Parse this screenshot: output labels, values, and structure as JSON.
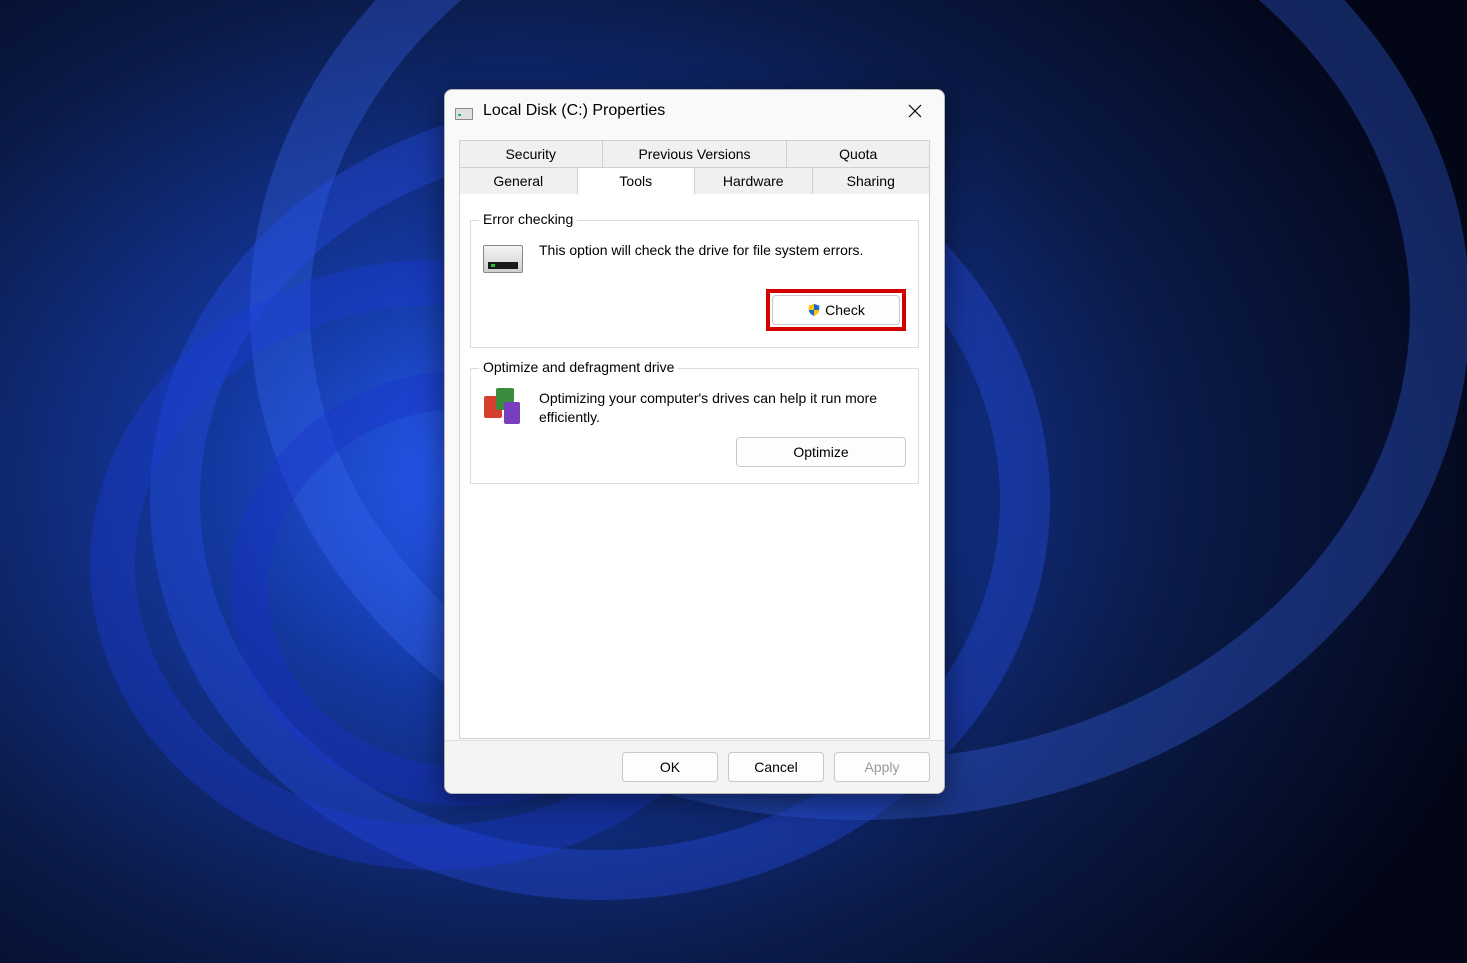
{
  "window": {
    "title": "Local Disk (C:) Properties"
  },
  "tabs": {
    "row1": [
      "Security",
      "Previous Versions",
      "Quota"
    ],
    "row2": [
      "General",
      "Tools",
      "Hardware",
      "Sharing"
    ],
    "active": "Tools"
  },
  "error_checking": {
    "legend": "Error checking",
    "description": "This option will check the drive for file system errors.",
    "button": "Check"
  },
  "optimize": {
    "legend": "Optimize and defragment drive",
    "description": "Optimizing your computer's drives can help it run more efficiently.",
    "button": "Optimize"
  },
  "footer": {
    "ok": "OK",
    "cancel": "Cancel",
    "apply": "Apply"
  }
}
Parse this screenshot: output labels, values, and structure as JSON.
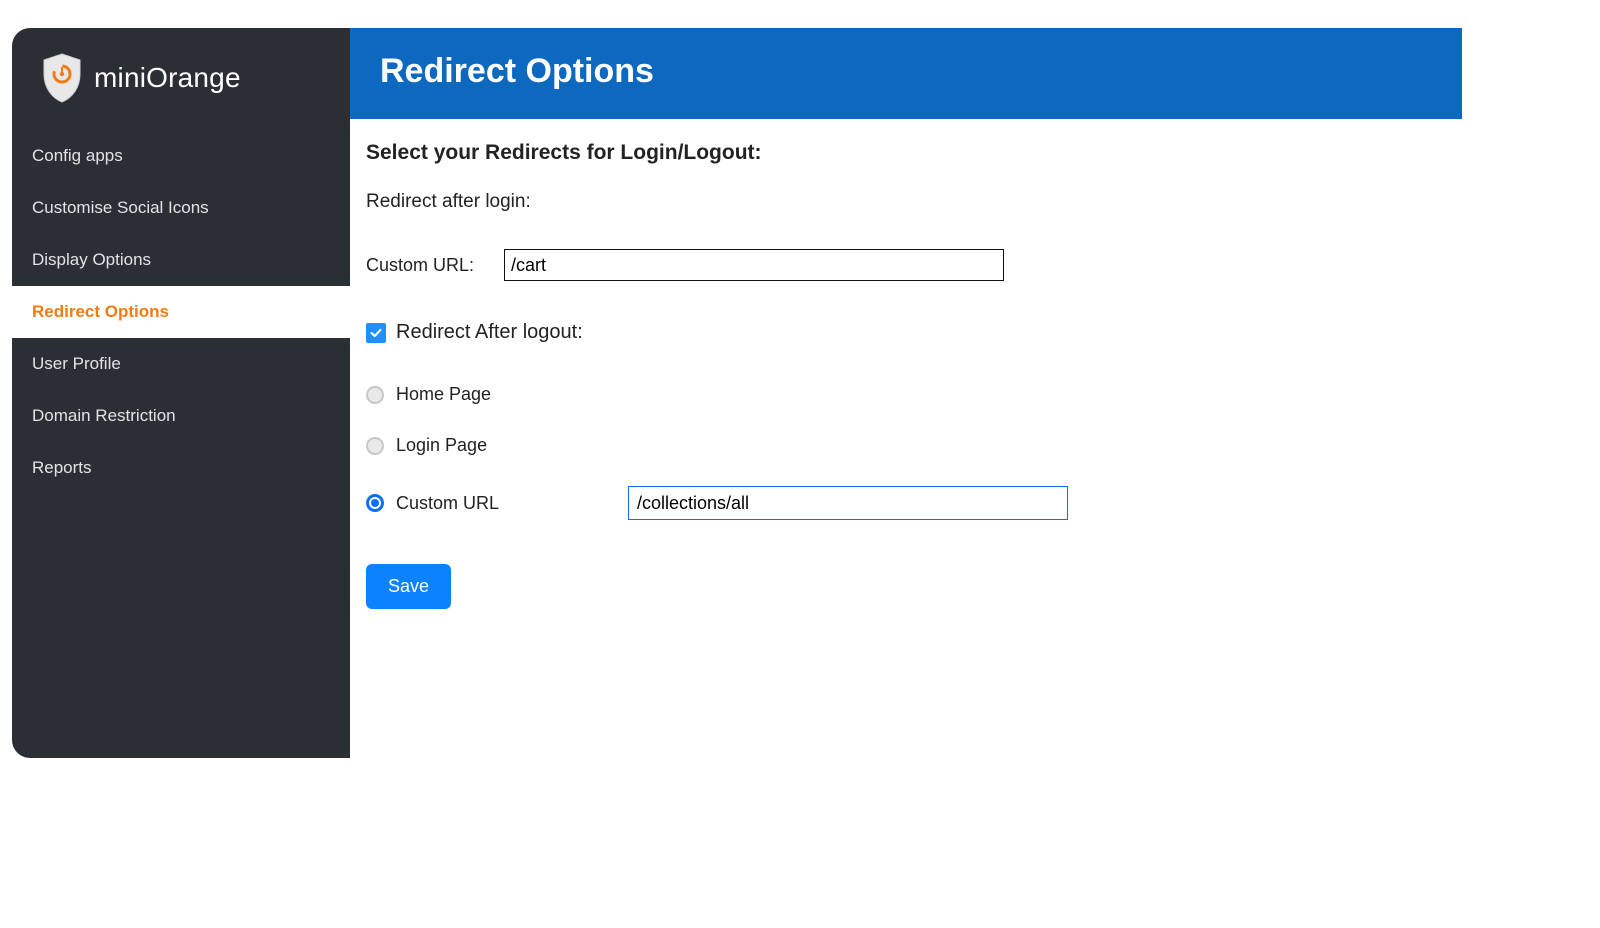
{
  "brand": {
    "name": "miniOrange"
  },
  "sidebar": {
    "items": [
      {
        "label": "Config apps",
        "active": false
      },
      {
        "label": "Customise Social Icons",
        "active": false
      },
      {
        "label": "Display Options",
        "active": false
      },
      {
        "label": "Redirect Options",
        "active": true
      },
      {
        "label": "User Profile",
        "active": false
      },
      {
        "label": "Domain Restriction",
        "active": false
      },
      {
        "label": "Reports",
        "active": false
      }
    ]
  },
  "header": {
    "title": "Redirect Options"
  },
  "form": {
    "section_title": "Select your Redirects for Login/Logout:",
    "login_redirect_label": "Redirect after login:",
    "custom_url_label": "Custom URL:",
    "custom_url_value": "/cart",
    "logout_checkbox_label": "Redirect After logout:",
    "logout_checkbox_checked": true,
    "radios": {
      "home": "Home Page",
      "login": "Login Page",
      "custom": "Custom URL",
      "selected": "custom"
    },
    "logout_custom_url_value": "/collections/all",
    "save_label": "Save"
  },
  "colors": {
    "brand_orange": "#f27b13",
    "hero_blue": "#0c69bf",
    "primary_blue": "#0d6efd",
    "button_blue": "#0d82ff",
    "sidebar_bg": "#2a2f35"
  }
}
■ ■ ■
Without including any picture, retype the entries exactly.

### THE REPLY
Parse this screenshot: output labels, values, and structure as JSON.
{
  "window": {
    "title": "Local Disk (C:) Properties"
  },
  "tabs": {
    "row1": [
      "Security",
      "Previous Versions",
      "Quota"
    ],
    "row2": [
      "General",
      "Tools",
      "Hardware",
      "Sharing"
    ],
    "active": "Tools"
  },
  "error_checking": {
    "legend": "Error checking",
    "description": "This option will check the drive for file system errors.",
    "button": "Check"
  },
  "optimize": {
    "legend": "Optimize and defragment drive",
    "description": "Optimizing your computer's drives can help it run more efficiently.",
    "button": "Optimize"
  },
  "footer": {
    "ok": "OK",
    "cancel": "Cancel",
    "apply": "Apply"
  }
}
Parse this screenshot: output labels, values, and structure as JSON.
{
  "brand": {
    "name": "miniOrange"
  },
  "sidebar": {
    "items": [
      {
        "label": "Config apps",
        "active": false
      },
      {
        "label": "Customise Social Icons",
        "active": false
      },
      {
        "label": "Display Options",
        "active": false
      },
      {
        "label": "Redirect Options",
        "active": true
      },
      {
        "label": "User Profile",
        "active": false
      },
      {
        "label": "Domain Restriction",
        "active": false
      },
      {
        "label": "Reports",
        "active": false
      }
    ]
  },
  "header": {
    "title": "Redirect Options"
  },
  "form": {
    "section_title": "Select your Redirects for Login/Logout:",
    "login_redirect_label": "Redirect after login:",
    "custom_url_label": "Custom URL:",
    "custom_url_value": "/cart",
    "logout_checkbox_label": "Redirect After logout:",
    "logout_checkbox_checked": true,
    "radios": {
      "home": "Home Page",
      "login": "Login Page",
      "custom": "Custom URL",
      "selected": "custom"
    },
    "logout_custom_url_value": "/collections/all",
    "save_label": "Save"
  },
  "colors": {
    "brand_orange": "#f27b13",
    "hero_blue": "#0c69bf",
    "primary_blue": "#0d6efd",
    "button_blue": "#0d82ff",
    "sidebar_bg": "#2a2f35"
  }
}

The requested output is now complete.